(Collected data)

------------------------------------------------

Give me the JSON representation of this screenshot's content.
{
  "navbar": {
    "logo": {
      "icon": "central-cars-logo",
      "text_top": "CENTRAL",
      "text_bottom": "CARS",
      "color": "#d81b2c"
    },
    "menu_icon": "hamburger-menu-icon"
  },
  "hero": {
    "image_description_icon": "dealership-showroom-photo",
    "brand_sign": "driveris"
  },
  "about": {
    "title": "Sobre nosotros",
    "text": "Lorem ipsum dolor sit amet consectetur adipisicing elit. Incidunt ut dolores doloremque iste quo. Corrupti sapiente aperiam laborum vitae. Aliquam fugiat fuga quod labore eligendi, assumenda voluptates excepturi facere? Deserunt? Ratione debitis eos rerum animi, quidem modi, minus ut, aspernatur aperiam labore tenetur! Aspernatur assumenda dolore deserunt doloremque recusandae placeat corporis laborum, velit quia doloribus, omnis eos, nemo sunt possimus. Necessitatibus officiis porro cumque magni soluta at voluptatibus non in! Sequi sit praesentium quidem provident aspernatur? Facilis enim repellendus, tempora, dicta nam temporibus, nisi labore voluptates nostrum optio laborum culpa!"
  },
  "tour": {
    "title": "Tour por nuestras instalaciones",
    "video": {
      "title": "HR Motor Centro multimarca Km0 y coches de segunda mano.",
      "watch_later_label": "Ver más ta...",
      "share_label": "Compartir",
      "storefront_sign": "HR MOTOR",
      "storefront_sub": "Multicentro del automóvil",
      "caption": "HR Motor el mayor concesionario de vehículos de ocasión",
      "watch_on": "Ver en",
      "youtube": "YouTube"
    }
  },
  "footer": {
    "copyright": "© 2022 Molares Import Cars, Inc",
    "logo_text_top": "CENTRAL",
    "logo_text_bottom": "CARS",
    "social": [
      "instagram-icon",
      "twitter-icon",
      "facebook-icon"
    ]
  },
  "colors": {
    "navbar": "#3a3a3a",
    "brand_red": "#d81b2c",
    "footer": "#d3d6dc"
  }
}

------------------------------------------------

*EXERCISE AIM:*
Make a verbatim copy of every entry shown above.

*EXERCISE RESPONSE:*
Give me the JSON representation of this screenshot's content.
{
  "navbar": {
    "logo": {
      "icon": "central-cars-logo",
      "text_top": "CENTRAL",
      "text_bottom": "CARS",
      "color": "#d81b2c"
    },
    "menu_icon": "hamburger-menu-icon"
  },
  "hero": {
    "image_description_icon": "dealership-showroom-photo",
    "brand_sign": "driveris"
  },
  "about": {
    "title": "Sobre nosotros",
    "text": "Lorem ipsum dolor sit amet consectetur adipisicing elit. Incidunt ut dolores doloremque iste quo. Corrupti sapiente aperiam laborum vitae. Aliquam fugiat fuga quod labore eligendi, assumenda voluptates excepturi facere? Deserunt? Ratione debitis eos rerum animi, quidem modi, minus ut, aspernatur aperiam labore tenetur! Aspernatur assumenda dolore deserunt doloremque recusandae placeat corporis laborum, velit quia doloribus, omnis eos, nemo sunt possimus. Necessitatibus officiis porro cumque magni soluta at voluptatibus non in! Sequi sit praesentium quidem provident aspernatur? Facilis enim repellendus, tempora, dicta nam temporibus, nisi labore voluptates nostrum optio laborum culpa!"
  },
  "tour": {
    "title": "Tour por nuestras instalaciones",
    "video": {
      "title": "HR Motor Centro multimarca Km0 y coches de segunda mano.",
      "watch_later_label": "Ver más ta...",
      "share_label": "Compartir",
      "storefront_sign": "HR MOTOR",
      "storefront_sub": "Multicentro del automóvil",
      "caption": "HR Motor el mayor concesionario de vehículos de ocasión",
      "watch_on": "Ver en",
      "youtube": "YouTube"
    }
  },
  "footer": {
    "copyright": "© 2022 Molares Import Cars, Inc",
    "logo_text_top": "CENTRAL",
    "logo_text_bottom": "CARS",
    "social": [
      "instagram-icon",
      "twitter-icon",
      "facebook-icon"
    ]
  },
  "colors": {
    "navbar": "#3a3a3a",
    "brand_red": "#d81b2c",
    "footer": "#d3d6dc"
  }
}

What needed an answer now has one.